▶ [Task description]
Which lines of the records below contain the word "during"? Copy each of them out.

▶ [Data excerpts]
+++

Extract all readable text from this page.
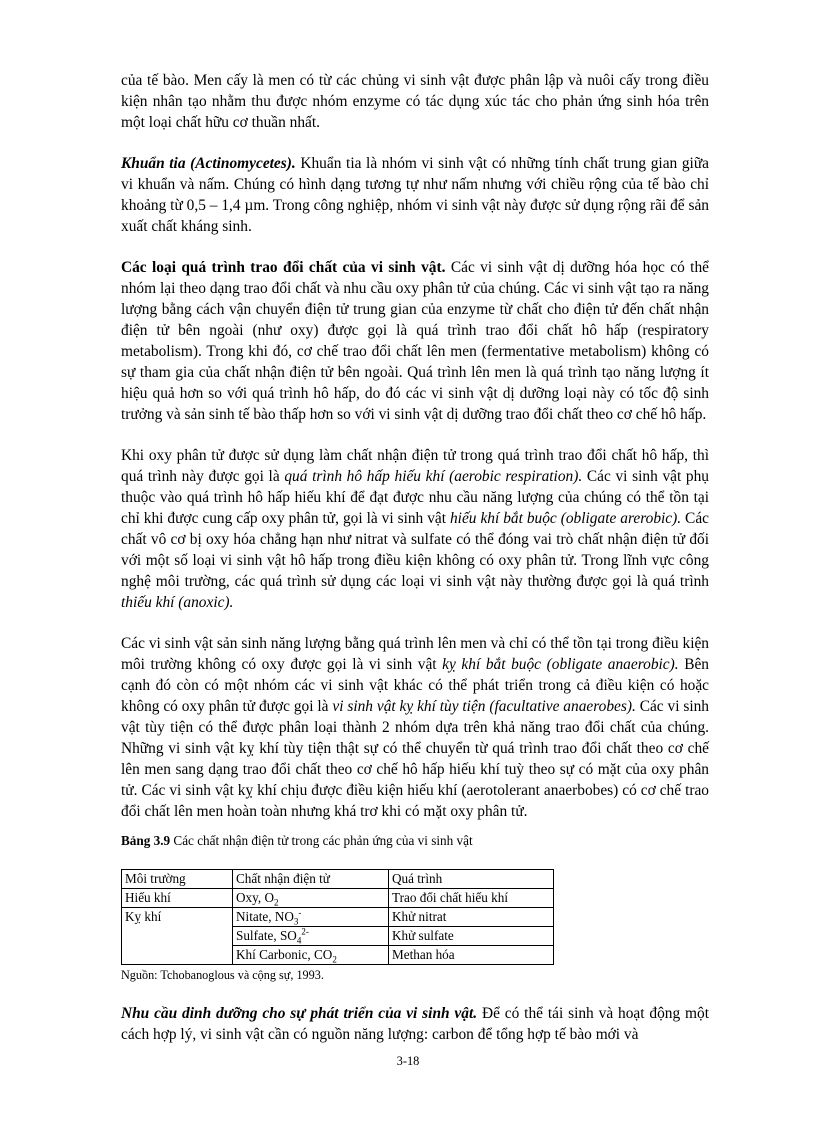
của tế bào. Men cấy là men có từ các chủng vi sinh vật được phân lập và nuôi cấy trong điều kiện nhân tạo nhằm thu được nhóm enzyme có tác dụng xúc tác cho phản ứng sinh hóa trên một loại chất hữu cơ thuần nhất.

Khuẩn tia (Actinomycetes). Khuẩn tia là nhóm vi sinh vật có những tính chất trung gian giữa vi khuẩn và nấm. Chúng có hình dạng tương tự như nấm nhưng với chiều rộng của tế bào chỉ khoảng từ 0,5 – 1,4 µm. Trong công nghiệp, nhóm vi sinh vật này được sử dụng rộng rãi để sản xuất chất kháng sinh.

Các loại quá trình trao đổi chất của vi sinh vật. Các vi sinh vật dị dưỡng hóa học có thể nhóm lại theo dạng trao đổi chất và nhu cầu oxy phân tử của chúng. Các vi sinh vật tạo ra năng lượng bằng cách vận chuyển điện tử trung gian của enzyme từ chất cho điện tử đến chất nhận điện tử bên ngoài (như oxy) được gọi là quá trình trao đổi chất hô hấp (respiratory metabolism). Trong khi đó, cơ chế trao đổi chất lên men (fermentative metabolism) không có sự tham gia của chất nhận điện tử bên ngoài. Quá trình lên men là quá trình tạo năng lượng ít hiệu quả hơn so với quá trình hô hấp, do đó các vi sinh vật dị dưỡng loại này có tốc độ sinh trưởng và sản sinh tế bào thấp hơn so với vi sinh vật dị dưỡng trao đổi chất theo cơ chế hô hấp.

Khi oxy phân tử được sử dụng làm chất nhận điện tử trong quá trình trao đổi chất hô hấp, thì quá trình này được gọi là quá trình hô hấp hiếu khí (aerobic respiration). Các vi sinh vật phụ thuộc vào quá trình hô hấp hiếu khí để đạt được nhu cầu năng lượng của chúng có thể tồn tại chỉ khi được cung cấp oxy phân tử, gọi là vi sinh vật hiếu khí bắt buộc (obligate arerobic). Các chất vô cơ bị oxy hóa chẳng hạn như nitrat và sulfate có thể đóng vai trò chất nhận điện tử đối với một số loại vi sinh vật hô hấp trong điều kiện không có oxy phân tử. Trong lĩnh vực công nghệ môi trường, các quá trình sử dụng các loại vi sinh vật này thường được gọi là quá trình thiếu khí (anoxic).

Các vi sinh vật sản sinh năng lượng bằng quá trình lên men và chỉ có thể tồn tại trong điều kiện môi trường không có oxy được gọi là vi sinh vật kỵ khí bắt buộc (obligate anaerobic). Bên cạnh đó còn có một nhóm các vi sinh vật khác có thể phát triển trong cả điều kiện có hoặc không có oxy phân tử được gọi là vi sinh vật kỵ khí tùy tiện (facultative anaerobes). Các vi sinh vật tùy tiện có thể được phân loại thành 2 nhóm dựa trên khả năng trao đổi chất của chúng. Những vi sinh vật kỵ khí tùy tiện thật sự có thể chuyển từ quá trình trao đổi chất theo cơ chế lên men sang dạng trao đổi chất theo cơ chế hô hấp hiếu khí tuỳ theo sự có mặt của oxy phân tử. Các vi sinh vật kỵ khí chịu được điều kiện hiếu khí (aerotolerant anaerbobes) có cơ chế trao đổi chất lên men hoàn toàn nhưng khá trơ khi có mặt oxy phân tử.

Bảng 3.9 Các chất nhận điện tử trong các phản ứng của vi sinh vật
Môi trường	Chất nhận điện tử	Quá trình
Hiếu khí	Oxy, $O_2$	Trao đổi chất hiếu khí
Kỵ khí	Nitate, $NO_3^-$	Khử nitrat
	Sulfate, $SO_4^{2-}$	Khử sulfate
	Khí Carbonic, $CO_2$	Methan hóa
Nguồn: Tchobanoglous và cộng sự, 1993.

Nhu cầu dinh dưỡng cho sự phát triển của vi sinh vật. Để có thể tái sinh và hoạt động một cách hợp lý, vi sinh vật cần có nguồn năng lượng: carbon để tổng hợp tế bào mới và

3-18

+++

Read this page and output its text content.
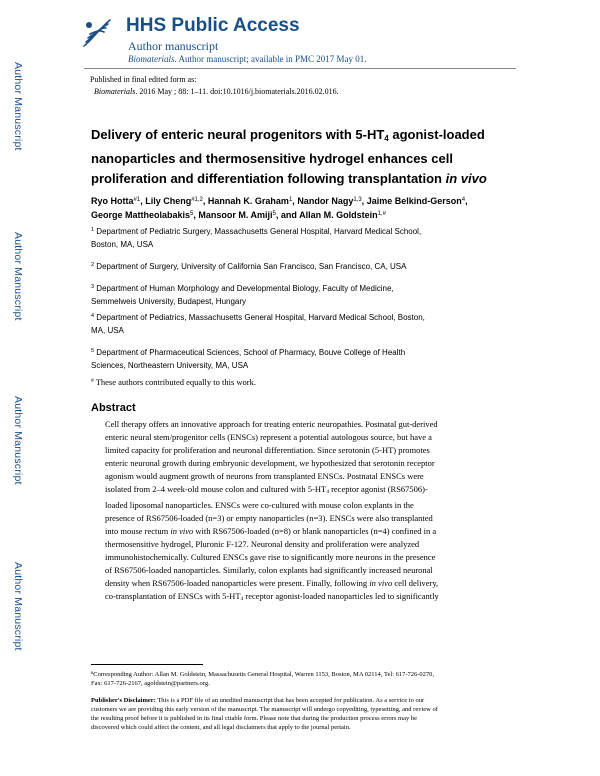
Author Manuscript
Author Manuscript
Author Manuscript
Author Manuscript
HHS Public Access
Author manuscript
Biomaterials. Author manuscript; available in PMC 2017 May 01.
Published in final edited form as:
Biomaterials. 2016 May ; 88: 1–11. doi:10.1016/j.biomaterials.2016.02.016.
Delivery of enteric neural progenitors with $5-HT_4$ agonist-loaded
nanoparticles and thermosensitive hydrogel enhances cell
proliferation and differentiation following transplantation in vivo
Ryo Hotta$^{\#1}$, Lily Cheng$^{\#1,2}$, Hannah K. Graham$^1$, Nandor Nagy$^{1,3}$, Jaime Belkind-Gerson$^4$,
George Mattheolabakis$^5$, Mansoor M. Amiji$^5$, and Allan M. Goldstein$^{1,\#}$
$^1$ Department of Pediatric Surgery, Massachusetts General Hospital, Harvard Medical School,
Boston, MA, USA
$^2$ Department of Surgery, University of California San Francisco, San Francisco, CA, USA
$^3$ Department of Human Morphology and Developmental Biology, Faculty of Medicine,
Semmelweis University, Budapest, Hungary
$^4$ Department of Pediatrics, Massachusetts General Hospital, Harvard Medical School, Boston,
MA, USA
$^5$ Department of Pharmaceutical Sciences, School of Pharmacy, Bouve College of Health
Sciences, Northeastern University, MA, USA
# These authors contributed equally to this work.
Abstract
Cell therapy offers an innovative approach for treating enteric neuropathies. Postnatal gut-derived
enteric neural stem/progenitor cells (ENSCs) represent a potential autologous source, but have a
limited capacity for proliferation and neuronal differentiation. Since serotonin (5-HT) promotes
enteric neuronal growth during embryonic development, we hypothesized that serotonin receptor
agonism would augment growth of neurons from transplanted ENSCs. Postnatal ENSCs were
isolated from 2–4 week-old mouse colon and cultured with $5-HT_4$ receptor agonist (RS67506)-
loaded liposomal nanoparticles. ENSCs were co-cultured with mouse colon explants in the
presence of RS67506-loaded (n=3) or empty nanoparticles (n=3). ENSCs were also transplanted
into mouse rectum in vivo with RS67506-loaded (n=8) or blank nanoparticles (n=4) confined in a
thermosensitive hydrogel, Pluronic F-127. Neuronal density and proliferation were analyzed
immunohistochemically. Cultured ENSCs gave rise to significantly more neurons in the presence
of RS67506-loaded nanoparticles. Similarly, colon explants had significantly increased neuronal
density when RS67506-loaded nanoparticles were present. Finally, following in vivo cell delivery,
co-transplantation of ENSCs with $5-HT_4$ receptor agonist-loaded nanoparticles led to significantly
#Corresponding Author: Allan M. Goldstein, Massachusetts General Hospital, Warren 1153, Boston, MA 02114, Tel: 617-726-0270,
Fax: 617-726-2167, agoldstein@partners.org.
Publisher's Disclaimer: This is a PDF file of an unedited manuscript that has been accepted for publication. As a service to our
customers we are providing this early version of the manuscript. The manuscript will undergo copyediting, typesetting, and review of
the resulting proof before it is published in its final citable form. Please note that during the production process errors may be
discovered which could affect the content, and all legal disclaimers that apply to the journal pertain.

+++

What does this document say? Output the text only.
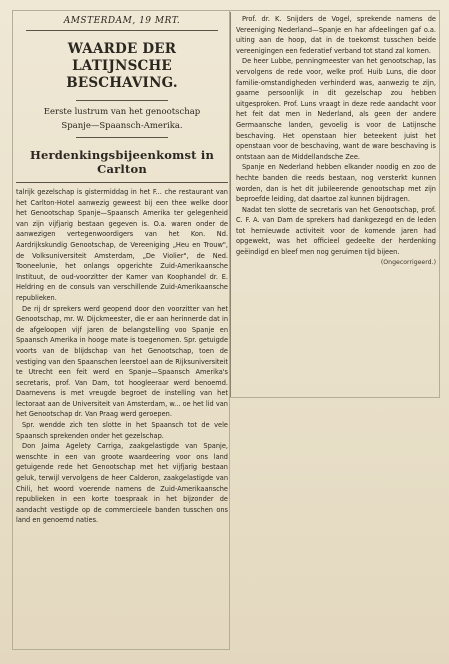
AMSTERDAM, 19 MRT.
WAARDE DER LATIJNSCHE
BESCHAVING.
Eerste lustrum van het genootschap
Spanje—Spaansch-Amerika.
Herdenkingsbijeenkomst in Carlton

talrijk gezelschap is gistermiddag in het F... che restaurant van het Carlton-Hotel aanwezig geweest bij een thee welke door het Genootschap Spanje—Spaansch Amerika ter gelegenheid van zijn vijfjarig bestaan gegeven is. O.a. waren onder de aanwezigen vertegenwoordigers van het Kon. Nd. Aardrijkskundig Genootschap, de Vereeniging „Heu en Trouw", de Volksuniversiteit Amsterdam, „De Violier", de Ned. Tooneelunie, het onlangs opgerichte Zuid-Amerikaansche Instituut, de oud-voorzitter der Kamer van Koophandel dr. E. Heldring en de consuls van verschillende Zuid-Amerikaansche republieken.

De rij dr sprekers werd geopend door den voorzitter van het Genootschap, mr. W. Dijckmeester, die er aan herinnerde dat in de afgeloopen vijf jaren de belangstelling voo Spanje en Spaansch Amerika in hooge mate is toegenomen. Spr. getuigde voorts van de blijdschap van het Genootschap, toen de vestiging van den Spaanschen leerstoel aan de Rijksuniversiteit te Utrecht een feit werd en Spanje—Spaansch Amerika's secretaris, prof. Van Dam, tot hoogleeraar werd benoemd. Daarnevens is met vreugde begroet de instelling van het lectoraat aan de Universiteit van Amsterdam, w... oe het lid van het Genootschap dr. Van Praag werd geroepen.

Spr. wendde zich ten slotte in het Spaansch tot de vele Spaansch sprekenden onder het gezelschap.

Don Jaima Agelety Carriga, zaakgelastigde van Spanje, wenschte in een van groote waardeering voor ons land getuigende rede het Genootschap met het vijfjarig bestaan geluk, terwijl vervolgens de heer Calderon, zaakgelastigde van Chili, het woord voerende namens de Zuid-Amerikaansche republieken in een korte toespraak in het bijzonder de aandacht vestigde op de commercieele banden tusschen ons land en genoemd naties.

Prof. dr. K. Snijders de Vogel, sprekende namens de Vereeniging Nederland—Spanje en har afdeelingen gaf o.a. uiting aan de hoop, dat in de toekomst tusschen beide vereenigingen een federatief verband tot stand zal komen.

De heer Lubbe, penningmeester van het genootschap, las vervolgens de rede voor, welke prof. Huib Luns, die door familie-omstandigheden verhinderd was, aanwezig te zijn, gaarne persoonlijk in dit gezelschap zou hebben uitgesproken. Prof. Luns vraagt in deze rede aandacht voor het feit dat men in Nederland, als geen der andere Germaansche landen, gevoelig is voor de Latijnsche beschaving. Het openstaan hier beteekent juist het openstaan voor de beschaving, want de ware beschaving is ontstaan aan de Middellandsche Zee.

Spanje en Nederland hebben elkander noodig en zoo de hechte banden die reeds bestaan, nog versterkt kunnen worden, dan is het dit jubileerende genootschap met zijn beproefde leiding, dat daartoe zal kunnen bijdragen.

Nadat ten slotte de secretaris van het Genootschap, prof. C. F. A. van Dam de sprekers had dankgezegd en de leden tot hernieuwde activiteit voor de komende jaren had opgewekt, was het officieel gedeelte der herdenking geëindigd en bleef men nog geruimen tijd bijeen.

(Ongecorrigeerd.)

+++

▶ [Answer area]
enteric neuronal growth during embryonic development, we hypothesized that serotonin receptor
the resulting proof before it is published in its final citable form. Please note that during the production process errors may be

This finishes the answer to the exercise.